### Work to complete
From the listing below, extract each line containing the string "color".
+++ Listed entries
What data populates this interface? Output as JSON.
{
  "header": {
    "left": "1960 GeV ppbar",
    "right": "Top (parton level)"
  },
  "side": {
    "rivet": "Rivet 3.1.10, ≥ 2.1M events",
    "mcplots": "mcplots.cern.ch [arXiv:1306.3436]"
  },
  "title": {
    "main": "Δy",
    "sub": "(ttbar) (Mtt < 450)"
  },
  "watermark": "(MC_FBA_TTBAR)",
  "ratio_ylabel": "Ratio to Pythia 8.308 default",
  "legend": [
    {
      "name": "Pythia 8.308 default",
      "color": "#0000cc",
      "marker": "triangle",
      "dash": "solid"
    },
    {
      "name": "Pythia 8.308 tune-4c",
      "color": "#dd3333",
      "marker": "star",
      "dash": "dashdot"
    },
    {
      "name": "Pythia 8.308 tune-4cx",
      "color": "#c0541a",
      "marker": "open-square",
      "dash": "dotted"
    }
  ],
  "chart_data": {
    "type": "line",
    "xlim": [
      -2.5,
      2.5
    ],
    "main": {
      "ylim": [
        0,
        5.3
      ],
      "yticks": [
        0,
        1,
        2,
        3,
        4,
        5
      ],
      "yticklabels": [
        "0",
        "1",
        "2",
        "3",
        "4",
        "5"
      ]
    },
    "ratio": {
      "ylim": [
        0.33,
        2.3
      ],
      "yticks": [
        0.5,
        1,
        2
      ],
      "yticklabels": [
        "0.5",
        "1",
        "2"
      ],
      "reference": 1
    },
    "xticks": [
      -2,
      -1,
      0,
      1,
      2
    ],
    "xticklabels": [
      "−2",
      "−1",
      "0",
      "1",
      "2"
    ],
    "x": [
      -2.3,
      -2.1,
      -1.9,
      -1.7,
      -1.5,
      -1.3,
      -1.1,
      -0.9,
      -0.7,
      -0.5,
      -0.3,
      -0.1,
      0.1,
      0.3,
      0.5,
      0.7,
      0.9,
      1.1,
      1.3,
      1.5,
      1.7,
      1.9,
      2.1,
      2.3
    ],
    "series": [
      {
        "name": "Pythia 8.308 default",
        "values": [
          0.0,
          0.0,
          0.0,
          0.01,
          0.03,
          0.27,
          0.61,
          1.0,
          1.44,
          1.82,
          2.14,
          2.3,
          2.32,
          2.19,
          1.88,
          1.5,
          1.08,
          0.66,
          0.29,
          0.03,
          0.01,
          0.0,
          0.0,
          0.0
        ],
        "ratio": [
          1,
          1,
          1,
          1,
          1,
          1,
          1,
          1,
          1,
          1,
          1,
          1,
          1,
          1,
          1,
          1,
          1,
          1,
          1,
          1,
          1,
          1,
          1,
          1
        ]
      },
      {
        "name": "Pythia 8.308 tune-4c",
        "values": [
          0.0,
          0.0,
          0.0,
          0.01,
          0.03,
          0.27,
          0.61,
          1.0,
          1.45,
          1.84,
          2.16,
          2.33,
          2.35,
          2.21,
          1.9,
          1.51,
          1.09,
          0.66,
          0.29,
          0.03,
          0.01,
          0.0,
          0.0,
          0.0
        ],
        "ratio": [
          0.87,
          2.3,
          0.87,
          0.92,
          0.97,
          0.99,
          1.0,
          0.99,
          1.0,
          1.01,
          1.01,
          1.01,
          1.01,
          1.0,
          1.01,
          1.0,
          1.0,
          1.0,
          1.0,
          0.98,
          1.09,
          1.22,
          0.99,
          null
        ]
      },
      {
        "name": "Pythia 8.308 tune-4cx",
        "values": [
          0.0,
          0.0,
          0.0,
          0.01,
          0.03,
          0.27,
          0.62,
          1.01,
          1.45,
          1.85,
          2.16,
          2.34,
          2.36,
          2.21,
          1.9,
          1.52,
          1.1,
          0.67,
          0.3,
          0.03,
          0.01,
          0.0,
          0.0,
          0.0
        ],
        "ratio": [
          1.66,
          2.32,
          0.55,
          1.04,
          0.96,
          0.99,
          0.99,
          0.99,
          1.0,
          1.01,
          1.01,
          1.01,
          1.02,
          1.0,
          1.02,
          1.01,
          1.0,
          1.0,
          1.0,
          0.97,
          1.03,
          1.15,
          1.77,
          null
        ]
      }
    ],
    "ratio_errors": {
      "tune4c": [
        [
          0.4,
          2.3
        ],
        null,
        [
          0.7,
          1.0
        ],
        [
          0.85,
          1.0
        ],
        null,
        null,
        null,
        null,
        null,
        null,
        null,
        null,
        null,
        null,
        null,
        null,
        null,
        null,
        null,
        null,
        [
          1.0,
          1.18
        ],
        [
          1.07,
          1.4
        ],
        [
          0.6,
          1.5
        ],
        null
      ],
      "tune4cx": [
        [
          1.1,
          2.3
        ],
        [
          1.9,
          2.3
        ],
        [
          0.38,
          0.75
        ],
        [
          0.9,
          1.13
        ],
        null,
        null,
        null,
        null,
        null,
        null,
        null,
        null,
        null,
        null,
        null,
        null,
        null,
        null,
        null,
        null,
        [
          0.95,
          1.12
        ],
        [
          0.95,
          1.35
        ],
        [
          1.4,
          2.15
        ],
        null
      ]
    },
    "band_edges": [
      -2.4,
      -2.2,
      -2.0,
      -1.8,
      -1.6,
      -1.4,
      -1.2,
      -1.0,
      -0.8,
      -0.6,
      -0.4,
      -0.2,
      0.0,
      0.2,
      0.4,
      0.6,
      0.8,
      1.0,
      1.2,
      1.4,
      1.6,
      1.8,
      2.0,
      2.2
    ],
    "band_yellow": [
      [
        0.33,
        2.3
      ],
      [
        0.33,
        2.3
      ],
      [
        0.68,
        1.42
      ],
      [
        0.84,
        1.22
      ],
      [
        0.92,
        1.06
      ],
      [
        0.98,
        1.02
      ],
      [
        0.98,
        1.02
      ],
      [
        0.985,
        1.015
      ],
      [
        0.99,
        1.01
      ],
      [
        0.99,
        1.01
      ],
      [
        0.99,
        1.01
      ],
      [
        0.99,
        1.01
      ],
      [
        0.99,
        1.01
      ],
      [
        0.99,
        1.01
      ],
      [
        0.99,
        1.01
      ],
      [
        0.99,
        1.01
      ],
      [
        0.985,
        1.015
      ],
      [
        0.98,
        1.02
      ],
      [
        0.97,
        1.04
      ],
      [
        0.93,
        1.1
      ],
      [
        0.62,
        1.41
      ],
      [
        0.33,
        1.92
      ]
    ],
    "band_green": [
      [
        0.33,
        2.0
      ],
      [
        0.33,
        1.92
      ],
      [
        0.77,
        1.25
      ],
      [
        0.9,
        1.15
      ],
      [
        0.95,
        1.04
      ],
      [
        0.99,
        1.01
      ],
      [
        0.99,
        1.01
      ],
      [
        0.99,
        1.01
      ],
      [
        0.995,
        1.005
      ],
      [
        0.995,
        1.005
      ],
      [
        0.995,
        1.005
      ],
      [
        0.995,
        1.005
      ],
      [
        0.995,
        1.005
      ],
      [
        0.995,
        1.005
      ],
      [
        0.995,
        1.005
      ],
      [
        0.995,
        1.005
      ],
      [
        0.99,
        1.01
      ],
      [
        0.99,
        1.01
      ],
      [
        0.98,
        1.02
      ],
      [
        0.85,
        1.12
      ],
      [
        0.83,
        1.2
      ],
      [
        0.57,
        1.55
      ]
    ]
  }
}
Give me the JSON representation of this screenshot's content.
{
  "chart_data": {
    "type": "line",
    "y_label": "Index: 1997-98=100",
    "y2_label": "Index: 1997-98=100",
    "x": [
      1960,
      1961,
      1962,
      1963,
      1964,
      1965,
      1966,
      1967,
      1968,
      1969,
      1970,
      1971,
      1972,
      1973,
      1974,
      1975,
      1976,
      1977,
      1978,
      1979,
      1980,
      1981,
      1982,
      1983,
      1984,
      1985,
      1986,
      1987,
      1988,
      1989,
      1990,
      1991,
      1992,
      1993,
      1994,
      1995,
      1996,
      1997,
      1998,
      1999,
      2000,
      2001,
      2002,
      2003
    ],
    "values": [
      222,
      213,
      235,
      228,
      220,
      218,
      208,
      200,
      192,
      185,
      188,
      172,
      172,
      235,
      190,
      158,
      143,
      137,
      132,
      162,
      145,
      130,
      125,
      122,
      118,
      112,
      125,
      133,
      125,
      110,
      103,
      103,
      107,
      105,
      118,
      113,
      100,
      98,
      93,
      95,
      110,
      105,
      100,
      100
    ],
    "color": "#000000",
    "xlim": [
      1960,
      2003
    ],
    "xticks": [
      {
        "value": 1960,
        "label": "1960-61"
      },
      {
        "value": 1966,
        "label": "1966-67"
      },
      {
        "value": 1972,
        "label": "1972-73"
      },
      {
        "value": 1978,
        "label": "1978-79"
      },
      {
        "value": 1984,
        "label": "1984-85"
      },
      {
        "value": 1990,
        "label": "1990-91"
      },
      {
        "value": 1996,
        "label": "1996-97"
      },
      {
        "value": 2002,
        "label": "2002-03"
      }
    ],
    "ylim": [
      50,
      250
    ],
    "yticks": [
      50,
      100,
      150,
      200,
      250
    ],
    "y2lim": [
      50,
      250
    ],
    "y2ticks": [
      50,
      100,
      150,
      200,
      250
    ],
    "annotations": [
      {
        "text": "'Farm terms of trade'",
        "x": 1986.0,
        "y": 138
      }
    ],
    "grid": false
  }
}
++++++
### Result for this exercise
      "color": "#0000cc",
      "color": "#dd3333",
      "color": "#c0541a",
    "color": "#000000",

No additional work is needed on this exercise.